◆ Task instructions
Transcribe every record that appears below, exactly and in full.

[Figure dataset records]

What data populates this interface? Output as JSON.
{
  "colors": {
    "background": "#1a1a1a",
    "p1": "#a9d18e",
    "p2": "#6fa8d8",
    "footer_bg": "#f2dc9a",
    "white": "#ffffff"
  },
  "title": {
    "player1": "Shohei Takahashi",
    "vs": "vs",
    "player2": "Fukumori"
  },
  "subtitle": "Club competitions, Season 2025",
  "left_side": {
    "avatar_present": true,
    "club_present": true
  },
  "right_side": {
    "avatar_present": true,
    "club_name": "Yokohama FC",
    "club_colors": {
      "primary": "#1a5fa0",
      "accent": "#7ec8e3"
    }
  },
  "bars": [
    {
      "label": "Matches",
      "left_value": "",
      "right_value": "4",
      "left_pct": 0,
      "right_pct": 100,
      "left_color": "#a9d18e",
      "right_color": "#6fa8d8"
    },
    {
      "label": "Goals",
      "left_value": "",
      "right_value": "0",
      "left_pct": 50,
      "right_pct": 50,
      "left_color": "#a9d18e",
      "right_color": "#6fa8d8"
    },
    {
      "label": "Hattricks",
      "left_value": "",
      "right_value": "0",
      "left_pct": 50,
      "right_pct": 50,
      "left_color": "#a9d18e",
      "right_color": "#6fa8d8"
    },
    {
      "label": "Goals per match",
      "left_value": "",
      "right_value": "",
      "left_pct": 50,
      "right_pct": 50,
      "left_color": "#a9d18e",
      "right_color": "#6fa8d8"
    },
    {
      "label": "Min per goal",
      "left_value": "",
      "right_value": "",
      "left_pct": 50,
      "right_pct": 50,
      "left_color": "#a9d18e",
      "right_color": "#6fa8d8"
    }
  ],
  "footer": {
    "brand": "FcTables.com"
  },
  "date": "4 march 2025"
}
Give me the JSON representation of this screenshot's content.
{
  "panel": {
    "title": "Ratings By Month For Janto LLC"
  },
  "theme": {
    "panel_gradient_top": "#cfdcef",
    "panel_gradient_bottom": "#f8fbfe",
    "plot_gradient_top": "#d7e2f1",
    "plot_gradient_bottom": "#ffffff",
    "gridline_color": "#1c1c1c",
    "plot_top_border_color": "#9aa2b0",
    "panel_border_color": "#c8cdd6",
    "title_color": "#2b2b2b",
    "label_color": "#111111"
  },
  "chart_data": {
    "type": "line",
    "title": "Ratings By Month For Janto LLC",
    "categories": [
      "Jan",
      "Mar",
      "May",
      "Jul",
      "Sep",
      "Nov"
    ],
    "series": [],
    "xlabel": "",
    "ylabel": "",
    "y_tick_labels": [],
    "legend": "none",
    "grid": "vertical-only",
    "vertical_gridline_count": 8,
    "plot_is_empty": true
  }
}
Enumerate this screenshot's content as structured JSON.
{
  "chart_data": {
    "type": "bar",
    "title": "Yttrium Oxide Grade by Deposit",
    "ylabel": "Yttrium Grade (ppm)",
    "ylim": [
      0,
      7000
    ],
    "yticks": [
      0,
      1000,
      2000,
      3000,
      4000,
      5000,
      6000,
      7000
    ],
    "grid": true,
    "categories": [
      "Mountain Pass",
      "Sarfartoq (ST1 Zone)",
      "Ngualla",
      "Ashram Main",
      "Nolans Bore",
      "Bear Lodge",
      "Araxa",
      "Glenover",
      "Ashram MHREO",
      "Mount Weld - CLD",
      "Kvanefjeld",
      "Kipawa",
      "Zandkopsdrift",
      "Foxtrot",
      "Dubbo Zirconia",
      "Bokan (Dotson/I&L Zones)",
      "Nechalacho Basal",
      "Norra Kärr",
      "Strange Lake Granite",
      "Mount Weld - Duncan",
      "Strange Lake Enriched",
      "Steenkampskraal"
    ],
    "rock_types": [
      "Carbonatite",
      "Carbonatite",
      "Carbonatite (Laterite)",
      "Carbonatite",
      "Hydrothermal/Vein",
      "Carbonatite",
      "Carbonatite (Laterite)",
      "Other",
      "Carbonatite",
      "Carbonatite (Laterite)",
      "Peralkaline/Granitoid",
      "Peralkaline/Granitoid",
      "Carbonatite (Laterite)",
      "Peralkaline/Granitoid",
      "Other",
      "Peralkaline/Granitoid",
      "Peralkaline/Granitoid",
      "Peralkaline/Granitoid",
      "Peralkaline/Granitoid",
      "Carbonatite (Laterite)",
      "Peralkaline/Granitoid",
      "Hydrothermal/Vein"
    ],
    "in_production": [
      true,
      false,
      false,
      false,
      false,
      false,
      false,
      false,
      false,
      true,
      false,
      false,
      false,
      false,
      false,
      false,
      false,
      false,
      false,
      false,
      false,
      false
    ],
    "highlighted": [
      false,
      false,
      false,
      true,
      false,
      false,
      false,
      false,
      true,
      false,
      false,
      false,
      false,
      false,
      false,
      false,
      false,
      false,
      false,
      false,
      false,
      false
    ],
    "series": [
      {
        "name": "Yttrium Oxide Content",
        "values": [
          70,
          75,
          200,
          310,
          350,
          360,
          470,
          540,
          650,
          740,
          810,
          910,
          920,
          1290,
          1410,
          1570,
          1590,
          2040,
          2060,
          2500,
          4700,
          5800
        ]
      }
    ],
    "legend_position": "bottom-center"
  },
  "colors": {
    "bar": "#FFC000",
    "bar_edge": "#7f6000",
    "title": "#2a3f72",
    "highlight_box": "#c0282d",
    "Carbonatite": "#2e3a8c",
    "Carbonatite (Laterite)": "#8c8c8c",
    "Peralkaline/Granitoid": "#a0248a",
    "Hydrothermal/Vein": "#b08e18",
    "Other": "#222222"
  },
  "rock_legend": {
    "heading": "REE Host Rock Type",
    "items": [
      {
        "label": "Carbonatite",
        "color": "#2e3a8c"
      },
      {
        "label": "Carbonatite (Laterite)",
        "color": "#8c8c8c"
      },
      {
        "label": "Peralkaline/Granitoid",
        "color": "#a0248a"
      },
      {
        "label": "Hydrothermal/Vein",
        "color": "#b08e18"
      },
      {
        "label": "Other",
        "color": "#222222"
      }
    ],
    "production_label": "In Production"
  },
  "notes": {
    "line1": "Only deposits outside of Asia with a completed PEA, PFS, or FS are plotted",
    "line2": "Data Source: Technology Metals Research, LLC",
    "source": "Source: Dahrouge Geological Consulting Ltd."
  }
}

◆ Output of the exercise
What data populates this interface? Output as JSON.
{
  "colors": {
    "background": "#1a1a1a",
    "p1": "#a9d18e",
    "p2": "#6fa8d8",
    "footer_bg": "#f2dc9a",
    "white": "#ffffff"
  },
  "title": {
    "player1": "Shohei Takahashi",
    "vs": "vs",
    "player2": "Fukumori"
  },
  "subtitle": "Club competitions, Season 2025",
  "left_side": {
    "avatar_present": true,
    "club_present": true
  },
  "right_side": {
    "avatar_present": true,
    "club_name": "Yokohama FC",
    "club_colors": {
      "primary": "#1a5fa0",
      "accent": "#7ec8e3"
    }
  },
  "bars": [
    {
      "label": "Matches",
      "left_value": "",
      "right_value": "4",
      "left_pct": 0,
      "right_pct": 100,
      "left_color": "#a9d18e",
      "right_color": "#6fa8d8"
    },
    {
      "label": "Goals",
      "left_value": "",
      "right_value": "0",
      "left_pct": 50,
      "right_pct": 50,
      "left_color": "#a9d18e",
      "right_color": "#6fa8d8"
    },
    {
      "label": "Hattricks",
      "left_value": "",
      "right_value": "0",
      "left_pct": 50,
      "right_pct": 50,
      "left_color": "#a9d18e",
      "right_color": "#6fa8d8"
    },
    {
      "label": "Goals per match",
      "left_value": "",
      "right_value": "",
      "left_pct": 50,
      "right_pct": 50,
      "left_color": "#a9d18e",
      "right_color": "#6fa8d8"
    },
    {
      "label": "Min per goal",
      "left_value": "",
      "right_value": "",
      "left_pct": 50,
      "right_pct": 50,
      "left_color": "#a9d18e",
      "right_color": "#6fa8d8"
    }
  ],
  "footer": {
    "brand": "FcTables.com"
  },
  "date": "4 march 2025"
}
Give me the JSON representation of this screenshot's content.
{
  "panel": {
    "title": "Ratings By Month For Janto LLC"
  },
  "theme": {
    "panel_gradient_top": "#cfdcef",
    "panel_gradient_bottom": "#f8fbfe",
    "plot_gradient_top": "#d7e2f1",
    "plot_gradient_bottom": "#ffffff",
    "gridline_color": "#1c1c1c",
    "plot_top_border_color": "#9aa2b0",
    "panel_border_color": "#c8cdd6",
    "title_color": "#2b2b2b",
    "label_color": "#111111"
  },
  "chart_data": {
    "type": "line",
    "title": "Ratings By Month For Janto LLC",
    "categories": [
      "Jan",
      "Mar",
      "May",
      "Jul",
      "Sep",
      "Nov"
    ],
    "series": [],
    "xlabel": "",
    "ylabel": "",
    "y_tick_labels": [],
    "legend": "none",
    "grid": "vertical-only",
    "vertical_gridline_count": 8,
    "plot_is_empty": true
  }
}
Enumerate this screenshot's content as structured JSON.
{
  "chart_data": {
    "type": "bar",
    "title": "Yttrium Oxide Grade by Deposit",
    "ylabel": "Yttrium Grade (ppm)",
    "ylim": [
      0,
      7000
    ],
    "yticks": [
      0,
      1000,
      2000,
      3000,
      4000,
      5000,
      6000,
      7000
    ],
    "grid": true,
    "categories": [
      "Mountain Pass",
      "Sarfartoq (ST1 Zone)",
      "Ngualla",
      "Ashram Main",
      "Nolans Bore",
      "Bear Lodge",
      "Araxa",
      "Glenover",
      "Ashram MHREO",
      "Mount Weld - CLD",
      "Kvanefjeld",
      "Kipawa",
      "Zandkopsdrift",
      "Foxtrot",
      "Dubbo Zirconia",
      "Bokan (Dotson/I&L Zones)",
      "Nechalacho Basal",
      "Norra Kärr",
      "Strange Lake Granite",
      "Mount Weld - Duncan",
      "Strange Lake Enriched",
      "Steenkampskraal"
    ],
    "rock_types": [
      "Carbonatite",
      "Carbonatite",
      "Carbonatite (Laterite)",
      "Carbonatite",
      "Hydrothermal/Vein",
      "Carbonatite",
      "Carbonatite (Laterite)",
      "Other",
      "Carbonatite",
      "Carbonatite (Laterite)",
      "Peralkaline/Granitoid",
      "Peralkaline/Granitoid",
      "Carbonatite (Laterite)",
      "Peralkaline/Granitoid",
      "Other",
      "Peralkaline/Granitoid",
      "Peralkaline/Granitoid",
      "Peralkaline/Granitoid",
      "Peralkaline/Granitoid",
      "Carbonatite (Laterite)",
      "Peralkaline/Granitoid",
      "Hydrothermal/Vein"
    ],
    "in_production": [
      true,
      false,
      false,
      false,
      false,
      false,
      false,
      false,
      false,
      true,
      false,
      false,
      false,
      false,
      false,
      false,
      false,
      false,
      false,
      false,
      false,
      false
    ],
    "highlighted": [
      false,
      false,
      false,
      true,
      false,
      false,
      false,
      false,
      true,
      false,
      false,
      false,
      false,
      false,
      false,
      false,
      false,
      false,
      false,
      false,
      false,
      false
    ],
    "series": [
      {
        "name": "Yttrium Oxide Content",
        "values": [
          70,
          75,
          200,
          310,
          350,
          360,
          470,
          540,
          650,
          740,
          810,
          910,
          920,
          1290,
          1410,
          1570,
          1590,
          2040,
          2060,
          2500,
          4700,
          5800
        ]
      }
    ],
    "legend_position": "bottom-center"
  },
  "colors": {
    "bar": "#FFC000",
    "bar_edge": "#7f6000",
    "title": "#2a3f72",
    "highlight_box": "#c0282d",
    "Carbonatite": "#2e3a8c",
    "Carbonatite (Laterite)": "#8c8c8c",
    "Peralkaline/Granitoid": "#a0248a",
    "Hydrothermal/Vein": "#b08e18",
    "Other": "#222222"
  },
  "rock_legend": {
    "heading": "REE Host Rock Type",
    "items": [
      {
        "label": "Carbonatite",
        "color": "#2e3a8c"
      },
      {
        "label": "Carbonatite (Laterite)",
        "color": "#8c8c8c"
      },
      {
        "label": "Peralkaline/Granitoid",
        "color": "#a0248a"
      },
      {
        "label": "Hydrothermal/Vein",
        "color": "#b08e18"
      },
      {
        "label": "Other",
        "color": "#222222"
      }
    ],
    "production_label": "In Production"
  },
  "notes": {
    "line1": "Only deposits outside of Asia with a completed PEA, PFS, or FS are plotted",
    "line2": "Data Source: Technology Metals Research, LLC",
    "source": "Source: Dahrouge Geological Consulting Ltd."
  }
}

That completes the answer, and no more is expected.